Task brief: Locate every line that holds the string "outdoor" and copy it.

START Records supplied

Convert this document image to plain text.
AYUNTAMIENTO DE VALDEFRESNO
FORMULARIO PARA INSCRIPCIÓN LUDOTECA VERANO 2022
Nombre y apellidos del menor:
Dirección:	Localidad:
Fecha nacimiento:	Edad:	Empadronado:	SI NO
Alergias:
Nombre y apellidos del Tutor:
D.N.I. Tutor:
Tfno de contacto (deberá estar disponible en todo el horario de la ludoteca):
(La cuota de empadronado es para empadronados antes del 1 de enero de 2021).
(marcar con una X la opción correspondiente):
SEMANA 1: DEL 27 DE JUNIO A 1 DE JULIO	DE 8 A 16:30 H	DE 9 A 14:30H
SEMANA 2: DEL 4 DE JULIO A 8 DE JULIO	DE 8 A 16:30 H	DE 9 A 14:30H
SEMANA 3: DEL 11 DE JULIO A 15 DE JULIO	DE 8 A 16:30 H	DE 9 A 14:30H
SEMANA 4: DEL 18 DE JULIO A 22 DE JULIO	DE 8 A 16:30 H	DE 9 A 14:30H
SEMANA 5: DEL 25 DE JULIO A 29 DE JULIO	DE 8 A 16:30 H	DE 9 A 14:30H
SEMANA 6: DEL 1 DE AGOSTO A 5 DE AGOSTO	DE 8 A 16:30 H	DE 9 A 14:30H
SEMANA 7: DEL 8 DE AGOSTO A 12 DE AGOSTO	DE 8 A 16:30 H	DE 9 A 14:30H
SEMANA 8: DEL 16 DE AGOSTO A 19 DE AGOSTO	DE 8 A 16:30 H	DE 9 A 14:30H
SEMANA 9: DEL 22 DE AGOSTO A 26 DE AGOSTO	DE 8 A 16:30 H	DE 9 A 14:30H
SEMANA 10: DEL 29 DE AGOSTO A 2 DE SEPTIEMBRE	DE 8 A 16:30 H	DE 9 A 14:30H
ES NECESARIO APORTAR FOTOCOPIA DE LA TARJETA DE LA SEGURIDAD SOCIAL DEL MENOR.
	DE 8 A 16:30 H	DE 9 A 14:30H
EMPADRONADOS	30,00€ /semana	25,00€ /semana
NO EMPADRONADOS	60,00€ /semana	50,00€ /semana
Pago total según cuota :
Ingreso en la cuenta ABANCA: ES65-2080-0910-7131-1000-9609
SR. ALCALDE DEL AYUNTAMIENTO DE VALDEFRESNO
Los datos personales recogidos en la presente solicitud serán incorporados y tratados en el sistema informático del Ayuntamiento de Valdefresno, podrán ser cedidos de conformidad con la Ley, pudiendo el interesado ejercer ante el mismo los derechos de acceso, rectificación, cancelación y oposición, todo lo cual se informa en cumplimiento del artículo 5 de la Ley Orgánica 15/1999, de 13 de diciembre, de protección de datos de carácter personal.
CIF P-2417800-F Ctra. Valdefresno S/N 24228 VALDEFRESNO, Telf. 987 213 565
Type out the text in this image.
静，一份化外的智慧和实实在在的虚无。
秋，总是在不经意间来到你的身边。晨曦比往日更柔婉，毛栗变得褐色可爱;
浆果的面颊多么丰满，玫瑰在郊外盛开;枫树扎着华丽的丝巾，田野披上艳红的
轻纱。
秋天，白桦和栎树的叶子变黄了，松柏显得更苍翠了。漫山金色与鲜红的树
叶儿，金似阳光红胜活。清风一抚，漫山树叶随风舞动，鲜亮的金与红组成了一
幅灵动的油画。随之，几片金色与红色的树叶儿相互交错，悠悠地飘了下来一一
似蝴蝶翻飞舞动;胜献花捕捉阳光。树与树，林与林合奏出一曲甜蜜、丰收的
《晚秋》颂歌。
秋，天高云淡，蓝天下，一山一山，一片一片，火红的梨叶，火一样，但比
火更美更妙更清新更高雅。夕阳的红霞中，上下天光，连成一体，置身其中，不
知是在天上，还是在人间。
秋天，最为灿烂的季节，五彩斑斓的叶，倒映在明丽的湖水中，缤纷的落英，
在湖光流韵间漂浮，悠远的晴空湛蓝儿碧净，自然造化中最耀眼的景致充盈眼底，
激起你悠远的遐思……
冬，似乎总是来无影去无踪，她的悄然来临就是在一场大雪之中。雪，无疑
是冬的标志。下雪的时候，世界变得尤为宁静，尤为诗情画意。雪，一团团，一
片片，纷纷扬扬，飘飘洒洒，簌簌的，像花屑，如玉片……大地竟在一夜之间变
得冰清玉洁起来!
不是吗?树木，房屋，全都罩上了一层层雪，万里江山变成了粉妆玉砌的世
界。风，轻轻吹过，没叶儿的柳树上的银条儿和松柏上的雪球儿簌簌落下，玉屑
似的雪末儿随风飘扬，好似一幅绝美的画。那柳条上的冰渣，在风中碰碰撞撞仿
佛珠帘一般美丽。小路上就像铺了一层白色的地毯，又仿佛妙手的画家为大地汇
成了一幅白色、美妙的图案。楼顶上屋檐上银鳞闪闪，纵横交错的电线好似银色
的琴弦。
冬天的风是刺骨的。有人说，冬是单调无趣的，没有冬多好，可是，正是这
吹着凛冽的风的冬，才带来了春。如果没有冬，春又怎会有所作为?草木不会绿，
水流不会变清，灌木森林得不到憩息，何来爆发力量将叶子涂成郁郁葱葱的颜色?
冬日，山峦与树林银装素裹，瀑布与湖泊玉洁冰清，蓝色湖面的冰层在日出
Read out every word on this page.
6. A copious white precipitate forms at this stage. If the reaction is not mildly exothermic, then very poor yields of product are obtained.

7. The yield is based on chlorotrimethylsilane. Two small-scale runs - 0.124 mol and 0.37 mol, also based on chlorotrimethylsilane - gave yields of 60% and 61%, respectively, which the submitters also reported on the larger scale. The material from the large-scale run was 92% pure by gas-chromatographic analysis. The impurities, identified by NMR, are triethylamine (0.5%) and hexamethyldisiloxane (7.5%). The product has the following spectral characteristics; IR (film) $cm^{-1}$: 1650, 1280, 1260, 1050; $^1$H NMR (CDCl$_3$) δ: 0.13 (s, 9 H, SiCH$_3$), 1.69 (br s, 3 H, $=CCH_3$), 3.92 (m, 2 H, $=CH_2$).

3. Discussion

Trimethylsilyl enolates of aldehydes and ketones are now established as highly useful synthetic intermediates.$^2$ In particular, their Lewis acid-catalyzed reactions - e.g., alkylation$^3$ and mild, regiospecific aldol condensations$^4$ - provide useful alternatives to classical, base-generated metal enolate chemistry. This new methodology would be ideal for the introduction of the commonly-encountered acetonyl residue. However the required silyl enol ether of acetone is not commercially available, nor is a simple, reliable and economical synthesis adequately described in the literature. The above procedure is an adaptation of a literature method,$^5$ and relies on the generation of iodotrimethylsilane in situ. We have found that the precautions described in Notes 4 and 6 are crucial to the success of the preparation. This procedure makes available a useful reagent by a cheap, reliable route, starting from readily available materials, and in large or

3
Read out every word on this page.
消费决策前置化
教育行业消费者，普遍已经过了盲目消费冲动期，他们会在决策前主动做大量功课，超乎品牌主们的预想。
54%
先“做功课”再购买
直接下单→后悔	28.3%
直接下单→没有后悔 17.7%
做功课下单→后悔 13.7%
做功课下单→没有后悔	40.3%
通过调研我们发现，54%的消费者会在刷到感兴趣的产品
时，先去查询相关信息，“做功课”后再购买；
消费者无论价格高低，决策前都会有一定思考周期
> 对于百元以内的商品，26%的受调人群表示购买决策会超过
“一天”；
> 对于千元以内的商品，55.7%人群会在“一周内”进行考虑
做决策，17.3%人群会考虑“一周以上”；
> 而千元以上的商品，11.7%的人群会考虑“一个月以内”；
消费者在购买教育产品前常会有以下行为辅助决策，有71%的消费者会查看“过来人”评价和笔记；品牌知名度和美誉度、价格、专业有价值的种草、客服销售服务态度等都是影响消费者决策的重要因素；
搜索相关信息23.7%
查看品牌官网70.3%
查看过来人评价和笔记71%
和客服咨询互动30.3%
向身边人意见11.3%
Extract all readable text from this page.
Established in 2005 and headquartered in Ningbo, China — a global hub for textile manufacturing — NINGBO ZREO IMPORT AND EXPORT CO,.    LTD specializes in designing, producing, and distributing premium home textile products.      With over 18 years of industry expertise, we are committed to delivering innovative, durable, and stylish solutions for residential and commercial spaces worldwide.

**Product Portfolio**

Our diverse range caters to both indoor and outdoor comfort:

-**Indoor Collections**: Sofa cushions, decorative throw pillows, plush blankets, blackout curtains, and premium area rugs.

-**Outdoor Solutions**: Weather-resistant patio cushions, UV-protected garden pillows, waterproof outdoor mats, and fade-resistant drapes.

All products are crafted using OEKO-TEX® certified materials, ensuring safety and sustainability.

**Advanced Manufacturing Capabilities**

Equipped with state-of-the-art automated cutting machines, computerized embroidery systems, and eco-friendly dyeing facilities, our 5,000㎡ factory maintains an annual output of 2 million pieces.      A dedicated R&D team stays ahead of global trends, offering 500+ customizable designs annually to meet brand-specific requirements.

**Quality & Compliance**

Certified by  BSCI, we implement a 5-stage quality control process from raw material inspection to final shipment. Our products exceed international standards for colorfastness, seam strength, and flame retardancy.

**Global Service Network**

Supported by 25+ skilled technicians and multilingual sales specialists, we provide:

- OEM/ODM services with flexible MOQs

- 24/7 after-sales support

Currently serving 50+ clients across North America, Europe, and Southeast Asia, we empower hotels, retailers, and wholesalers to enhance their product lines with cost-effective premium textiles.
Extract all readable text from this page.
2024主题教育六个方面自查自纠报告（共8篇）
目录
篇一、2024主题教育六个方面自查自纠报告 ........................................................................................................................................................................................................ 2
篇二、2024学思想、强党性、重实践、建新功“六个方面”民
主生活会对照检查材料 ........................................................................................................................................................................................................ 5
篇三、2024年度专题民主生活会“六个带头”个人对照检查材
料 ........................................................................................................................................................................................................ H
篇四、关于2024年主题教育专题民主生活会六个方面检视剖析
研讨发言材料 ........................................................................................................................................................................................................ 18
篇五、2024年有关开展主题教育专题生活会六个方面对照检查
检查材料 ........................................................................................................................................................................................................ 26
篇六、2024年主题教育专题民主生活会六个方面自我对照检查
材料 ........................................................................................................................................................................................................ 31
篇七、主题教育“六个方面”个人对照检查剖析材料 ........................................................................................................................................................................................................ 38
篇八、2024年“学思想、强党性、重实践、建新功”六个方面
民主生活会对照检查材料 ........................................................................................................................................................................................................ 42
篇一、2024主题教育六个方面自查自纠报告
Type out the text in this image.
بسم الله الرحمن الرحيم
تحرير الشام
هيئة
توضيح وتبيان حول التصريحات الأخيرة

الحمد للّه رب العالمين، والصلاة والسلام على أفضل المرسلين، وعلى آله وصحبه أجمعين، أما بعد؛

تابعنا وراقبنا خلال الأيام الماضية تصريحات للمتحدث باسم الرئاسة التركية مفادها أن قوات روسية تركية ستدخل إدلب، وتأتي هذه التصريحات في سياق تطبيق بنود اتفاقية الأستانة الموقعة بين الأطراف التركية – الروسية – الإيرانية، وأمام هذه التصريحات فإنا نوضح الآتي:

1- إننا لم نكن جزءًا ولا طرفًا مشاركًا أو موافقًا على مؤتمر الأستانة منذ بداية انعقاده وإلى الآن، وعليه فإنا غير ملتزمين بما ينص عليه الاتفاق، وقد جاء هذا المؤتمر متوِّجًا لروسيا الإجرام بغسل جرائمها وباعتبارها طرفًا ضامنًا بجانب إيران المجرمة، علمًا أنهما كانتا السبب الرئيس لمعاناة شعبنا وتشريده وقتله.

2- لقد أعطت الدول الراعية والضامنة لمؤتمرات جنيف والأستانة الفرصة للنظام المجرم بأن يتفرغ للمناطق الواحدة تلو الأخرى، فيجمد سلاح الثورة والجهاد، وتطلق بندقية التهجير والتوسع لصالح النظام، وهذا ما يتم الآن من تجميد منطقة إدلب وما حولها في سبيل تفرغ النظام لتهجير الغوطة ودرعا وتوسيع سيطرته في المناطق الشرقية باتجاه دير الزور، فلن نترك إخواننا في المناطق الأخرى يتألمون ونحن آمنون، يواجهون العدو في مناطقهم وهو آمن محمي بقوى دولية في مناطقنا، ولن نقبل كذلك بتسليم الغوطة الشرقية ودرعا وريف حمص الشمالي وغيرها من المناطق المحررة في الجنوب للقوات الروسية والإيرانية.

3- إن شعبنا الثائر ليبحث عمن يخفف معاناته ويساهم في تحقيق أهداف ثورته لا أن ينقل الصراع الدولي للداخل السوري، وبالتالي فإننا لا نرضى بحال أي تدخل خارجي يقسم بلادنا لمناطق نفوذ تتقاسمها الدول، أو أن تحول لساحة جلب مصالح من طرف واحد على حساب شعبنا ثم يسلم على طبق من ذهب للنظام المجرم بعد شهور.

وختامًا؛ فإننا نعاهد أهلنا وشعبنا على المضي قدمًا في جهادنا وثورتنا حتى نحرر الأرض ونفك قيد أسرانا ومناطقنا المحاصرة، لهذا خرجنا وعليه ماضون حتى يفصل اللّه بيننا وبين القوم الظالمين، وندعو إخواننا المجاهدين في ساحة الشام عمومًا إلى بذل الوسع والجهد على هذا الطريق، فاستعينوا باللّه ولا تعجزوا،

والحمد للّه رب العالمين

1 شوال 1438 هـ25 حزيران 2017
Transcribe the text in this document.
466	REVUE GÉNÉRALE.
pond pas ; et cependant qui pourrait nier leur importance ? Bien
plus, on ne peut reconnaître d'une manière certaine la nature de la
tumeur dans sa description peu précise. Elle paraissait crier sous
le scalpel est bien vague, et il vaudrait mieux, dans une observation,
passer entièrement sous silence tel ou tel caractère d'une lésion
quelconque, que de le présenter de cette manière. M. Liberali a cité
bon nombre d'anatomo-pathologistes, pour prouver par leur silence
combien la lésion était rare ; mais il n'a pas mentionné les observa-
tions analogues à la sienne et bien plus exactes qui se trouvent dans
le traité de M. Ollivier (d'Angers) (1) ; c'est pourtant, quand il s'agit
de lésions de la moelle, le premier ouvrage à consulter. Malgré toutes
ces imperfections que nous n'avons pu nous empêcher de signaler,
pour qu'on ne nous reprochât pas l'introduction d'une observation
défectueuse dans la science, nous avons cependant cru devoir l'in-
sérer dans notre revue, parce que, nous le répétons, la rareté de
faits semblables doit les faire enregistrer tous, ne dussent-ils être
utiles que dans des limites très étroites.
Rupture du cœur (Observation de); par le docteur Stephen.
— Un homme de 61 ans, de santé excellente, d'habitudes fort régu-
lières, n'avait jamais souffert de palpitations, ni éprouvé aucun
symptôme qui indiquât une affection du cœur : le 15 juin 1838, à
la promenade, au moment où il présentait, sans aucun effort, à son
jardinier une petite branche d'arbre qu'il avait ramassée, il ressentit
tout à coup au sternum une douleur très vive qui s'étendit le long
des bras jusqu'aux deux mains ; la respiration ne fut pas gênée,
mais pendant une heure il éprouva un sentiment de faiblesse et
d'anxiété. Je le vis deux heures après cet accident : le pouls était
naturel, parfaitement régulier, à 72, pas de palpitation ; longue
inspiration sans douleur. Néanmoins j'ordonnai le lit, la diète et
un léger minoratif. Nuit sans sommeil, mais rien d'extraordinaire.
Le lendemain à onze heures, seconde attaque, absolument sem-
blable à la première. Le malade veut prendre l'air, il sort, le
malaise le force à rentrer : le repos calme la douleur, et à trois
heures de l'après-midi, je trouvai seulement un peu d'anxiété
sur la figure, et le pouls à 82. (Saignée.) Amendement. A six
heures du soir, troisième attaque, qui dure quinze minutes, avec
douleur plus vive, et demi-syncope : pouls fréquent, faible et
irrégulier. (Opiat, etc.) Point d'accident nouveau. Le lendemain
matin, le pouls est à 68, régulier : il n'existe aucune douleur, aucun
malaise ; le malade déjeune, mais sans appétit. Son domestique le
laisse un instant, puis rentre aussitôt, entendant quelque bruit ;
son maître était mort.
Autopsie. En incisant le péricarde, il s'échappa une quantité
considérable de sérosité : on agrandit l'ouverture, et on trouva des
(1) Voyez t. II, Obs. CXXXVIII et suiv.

END Records supplied

Result for this exercise:
Our diverse range caters to both indoor and outdoor comfort:
-**Outdoor Solutions**: Weather-resistant patio cushions, UV-protected garden pillows, waterproof outdoor mats, and fade-resistant drapes.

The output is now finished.